[START OF Information given]

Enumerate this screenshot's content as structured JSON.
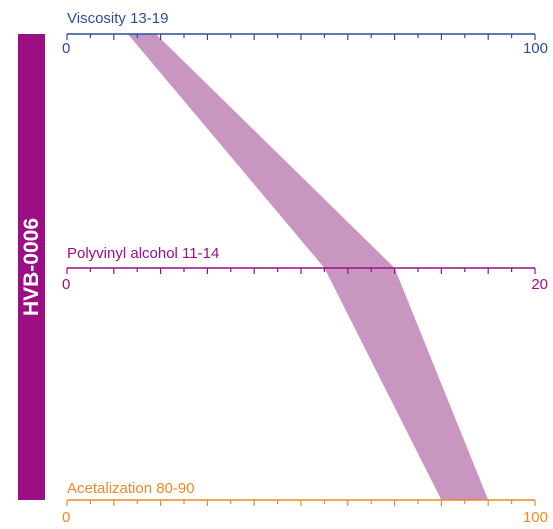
{
  "product": {
    "name": "HVB-0006",
    "color": "#9b0e84"
  },
  "band_color": "#c996c2",
  "axes": [
    {
      "key": "viscosity",
      "title": "Viscosity 13-19",
      "min": 0,
      "max": 100,
      "min_label": "0",
      "max_label": "100",
      "range": [
        13,
        19
      ],
      "color": "#2b4e9d",
      "ticks": 20
    },
    {
      "key": "pva",
      "title": "Polyvinyl alcohol 11-14",
      "min": 0,
      "max": 20,
      "min_label": "0",
      "max_label": "20",
      "range": [
        11,
        14
      ],
      "color": "#9b0e84",
      "ticks": 20
    },
    {
      "key": "acetalization",
      "title": "Acetalization 80-90",
      "min": 0,
      "max": 100,
      "min_label": "0",
      "max_label": "100",
      "range": [
        80,
        90
      ],
      "color": "#ee8a23",
      "ticks": 20
    }
  ]
}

[END OF Information given]

### The problem
Write out the full set of lines verbatim, without the pictures.

### Result for this exercise
Enumerate this screenshot's content as structured JSON.
{
  "product": {
    "name": "HVB-0006",
    "color": "#9b0e84"
  },
  "band_color": "#c996c2",
  "axes": [
    {
      "key": "viscosity",
      "title": "Viscosity 13-19",
      "min": 0,
      "max": 100,
      "min_label": "0",
      "max_label": "100",
      "range": [
        13,
        19
      ],
      "color": "#2b4e9d",
      "ticks": 20
    },
    {
      "key": "pva",
      "title": "Polyvinyl alcohol 11-14",
      "min": 0,
      "max": 20,
      "min_label": "0",
      "max_label": "20",
      "range": [
        11,
        14
      ],
      "color": "#9b0e84",
      "ticks": 20
    },
    {
      "key": "acetalization",
      "title": "Acetalization 80-90",
      "min": 0,
      "max": 100,
      "min_label": "0",
      "max_label": "100",
      "range": [
        80,
        90
      ],
      "color": "#ee8a23",
      "ticks": 20
    }
  ]
}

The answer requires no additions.